● **Tujuan Latihan**
Ambil dari materi di bawah setiap baris yang mengandung string "series", lalu salin baris-baris itu tanpa diubah.

□ □ □ □ □ □ □

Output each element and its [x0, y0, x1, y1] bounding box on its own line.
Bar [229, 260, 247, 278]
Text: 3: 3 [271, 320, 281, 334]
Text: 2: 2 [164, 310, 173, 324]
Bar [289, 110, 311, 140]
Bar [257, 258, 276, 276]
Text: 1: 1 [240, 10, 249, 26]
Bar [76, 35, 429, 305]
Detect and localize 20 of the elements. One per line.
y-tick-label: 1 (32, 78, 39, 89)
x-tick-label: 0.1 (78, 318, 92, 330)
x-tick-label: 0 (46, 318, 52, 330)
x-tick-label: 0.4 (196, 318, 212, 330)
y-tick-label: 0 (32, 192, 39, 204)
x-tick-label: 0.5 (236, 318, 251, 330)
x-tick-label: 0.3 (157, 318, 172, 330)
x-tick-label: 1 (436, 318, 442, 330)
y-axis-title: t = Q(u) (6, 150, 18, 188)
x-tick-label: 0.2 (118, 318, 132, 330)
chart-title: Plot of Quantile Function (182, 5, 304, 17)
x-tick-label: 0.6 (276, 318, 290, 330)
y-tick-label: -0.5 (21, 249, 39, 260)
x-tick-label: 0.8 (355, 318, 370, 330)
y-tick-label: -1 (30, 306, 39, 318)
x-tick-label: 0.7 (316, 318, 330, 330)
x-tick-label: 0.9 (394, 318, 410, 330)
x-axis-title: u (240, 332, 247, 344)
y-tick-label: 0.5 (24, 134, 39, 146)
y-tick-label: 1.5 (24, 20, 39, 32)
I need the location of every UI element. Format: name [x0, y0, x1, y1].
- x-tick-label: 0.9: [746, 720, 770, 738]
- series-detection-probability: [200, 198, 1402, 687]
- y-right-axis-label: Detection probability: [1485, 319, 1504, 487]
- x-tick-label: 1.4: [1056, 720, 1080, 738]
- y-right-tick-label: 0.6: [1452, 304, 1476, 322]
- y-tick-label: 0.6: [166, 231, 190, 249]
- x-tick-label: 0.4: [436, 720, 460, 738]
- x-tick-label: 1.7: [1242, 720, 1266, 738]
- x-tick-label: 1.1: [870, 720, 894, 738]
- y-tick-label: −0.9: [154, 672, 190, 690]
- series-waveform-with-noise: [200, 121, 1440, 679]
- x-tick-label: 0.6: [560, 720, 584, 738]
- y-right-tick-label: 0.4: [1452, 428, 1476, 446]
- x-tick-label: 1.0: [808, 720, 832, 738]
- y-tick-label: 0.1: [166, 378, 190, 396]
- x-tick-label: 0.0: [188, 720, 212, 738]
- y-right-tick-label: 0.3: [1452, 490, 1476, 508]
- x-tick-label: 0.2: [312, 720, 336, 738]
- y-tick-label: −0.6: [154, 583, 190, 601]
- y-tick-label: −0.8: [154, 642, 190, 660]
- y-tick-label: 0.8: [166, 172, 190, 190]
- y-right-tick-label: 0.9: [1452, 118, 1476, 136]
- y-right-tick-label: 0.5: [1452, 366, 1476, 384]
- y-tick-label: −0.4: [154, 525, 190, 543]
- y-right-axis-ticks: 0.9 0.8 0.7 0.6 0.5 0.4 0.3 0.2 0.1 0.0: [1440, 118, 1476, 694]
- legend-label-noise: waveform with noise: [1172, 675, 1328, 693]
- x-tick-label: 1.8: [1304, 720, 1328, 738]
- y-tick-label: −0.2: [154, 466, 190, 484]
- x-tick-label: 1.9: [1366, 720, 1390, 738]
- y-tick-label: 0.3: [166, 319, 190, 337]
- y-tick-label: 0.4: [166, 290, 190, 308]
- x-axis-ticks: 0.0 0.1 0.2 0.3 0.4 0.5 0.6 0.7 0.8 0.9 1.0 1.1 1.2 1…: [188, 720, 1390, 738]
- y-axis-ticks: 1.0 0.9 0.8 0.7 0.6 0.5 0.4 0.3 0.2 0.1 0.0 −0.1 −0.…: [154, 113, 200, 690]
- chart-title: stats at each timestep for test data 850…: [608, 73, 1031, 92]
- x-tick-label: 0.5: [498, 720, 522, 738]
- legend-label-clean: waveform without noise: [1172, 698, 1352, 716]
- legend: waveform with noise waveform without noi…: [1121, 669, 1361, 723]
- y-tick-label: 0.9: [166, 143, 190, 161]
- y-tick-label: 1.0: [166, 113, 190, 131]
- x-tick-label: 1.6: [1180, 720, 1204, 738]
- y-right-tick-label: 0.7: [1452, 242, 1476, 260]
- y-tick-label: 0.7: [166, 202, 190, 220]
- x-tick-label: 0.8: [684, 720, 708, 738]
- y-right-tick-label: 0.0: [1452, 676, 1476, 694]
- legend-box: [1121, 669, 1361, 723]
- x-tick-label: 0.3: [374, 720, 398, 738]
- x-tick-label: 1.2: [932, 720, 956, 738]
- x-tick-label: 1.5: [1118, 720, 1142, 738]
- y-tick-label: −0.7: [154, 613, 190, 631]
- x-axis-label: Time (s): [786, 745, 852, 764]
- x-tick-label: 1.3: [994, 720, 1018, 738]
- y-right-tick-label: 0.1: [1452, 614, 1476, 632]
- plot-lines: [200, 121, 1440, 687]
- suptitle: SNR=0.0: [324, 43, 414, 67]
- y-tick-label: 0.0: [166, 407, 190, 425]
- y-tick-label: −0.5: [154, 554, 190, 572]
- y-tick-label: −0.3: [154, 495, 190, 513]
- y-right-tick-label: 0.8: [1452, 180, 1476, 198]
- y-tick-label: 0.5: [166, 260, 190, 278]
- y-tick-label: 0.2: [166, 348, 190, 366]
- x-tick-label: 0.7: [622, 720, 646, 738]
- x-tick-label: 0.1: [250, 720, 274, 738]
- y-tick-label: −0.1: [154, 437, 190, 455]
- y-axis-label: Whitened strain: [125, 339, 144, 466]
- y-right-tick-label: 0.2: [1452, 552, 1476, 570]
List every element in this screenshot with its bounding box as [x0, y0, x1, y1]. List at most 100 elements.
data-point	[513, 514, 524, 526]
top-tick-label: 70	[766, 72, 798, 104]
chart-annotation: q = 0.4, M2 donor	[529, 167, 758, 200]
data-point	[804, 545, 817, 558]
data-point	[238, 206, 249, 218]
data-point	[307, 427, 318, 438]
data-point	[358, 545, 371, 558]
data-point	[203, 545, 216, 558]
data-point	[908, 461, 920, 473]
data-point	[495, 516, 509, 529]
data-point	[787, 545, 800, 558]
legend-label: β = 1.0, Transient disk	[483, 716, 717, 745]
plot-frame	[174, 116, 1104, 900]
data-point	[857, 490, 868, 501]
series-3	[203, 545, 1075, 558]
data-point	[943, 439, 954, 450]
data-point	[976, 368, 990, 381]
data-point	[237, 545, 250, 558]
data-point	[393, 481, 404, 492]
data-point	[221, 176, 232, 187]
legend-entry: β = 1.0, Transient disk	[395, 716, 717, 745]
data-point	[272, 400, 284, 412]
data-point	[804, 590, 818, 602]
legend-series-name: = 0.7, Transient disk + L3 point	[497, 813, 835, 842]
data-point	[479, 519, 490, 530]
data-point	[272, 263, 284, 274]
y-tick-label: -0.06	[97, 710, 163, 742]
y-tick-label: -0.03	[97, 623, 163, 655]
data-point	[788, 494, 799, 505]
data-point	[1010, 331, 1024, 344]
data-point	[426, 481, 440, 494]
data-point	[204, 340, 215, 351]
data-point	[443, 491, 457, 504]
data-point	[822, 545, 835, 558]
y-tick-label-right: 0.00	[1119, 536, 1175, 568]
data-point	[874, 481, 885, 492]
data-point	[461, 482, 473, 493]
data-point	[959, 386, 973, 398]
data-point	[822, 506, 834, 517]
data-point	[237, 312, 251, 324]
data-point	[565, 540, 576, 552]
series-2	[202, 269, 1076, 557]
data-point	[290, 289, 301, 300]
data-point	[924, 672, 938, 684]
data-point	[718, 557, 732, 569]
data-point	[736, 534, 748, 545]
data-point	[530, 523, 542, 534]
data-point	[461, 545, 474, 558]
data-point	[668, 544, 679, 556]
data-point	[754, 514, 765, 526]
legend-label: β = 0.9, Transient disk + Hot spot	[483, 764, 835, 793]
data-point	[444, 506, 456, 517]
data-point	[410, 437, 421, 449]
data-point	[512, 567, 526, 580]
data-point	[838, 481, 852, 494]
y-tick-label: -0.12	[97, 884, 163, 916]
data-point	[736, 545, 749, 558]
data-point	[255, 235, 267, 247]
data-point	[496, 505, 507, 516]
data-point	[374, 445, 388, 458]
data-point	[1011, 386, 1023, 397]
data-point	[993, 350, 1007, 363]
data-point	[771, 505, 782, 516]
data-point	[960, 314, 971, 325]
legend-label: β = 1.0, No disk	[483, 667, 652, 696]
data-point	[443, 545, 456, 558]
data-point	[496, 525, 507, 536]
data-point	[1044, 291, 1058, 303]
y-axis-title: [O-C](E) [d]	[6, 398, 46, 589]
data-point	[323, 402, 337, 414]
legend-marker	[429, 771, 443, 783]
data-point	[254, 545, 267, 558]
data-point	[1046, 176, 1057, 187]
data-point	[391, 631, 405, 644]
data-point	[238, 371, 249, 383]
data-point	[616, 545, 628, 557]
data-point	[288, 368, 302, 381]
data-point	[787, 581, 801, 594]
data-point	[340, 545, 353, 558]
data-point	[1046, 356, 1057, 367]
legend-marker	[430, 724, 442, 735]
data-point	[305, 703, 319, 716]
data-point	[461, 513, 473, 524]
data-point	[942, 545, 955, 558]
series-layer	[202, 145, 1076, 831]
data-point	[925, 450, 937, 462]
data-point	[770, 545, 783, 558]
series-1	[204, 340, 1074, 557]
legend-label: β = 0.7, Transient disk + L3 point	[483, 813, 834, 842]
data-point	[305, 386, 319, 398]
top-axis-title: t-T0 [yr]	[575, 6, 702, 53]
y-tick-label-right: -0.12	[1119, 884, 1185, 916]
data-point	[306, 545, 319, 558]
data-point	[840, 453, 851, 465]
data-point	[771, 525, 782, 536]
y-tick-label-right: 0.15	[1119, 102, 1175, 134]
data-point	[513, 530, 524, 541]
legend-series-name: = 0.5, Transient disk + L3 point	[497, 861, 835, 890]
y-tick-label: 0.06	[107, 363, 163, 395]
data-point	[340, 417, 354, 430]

□ □ □ □ □ □ □

● **Hasil Tugas**
- series-detection-probability: [200, 198, 1402, 687]
- series-waveform-with-noise: [200, 121, 1440, 679]
series-3	[203, 545, 1075, 558]
legend-series-name: = 0.7, Transient disk + L3 point	[497, 813, 835, 842]
series-2	[202, 269, 1076, 557]
series-layer	[202, 145, 1076, 831]
series-1	[204, 340, 1074, 557]
legend-series-name: = 0.5, Transient disk + L3 point	[497, 861, 835, 890]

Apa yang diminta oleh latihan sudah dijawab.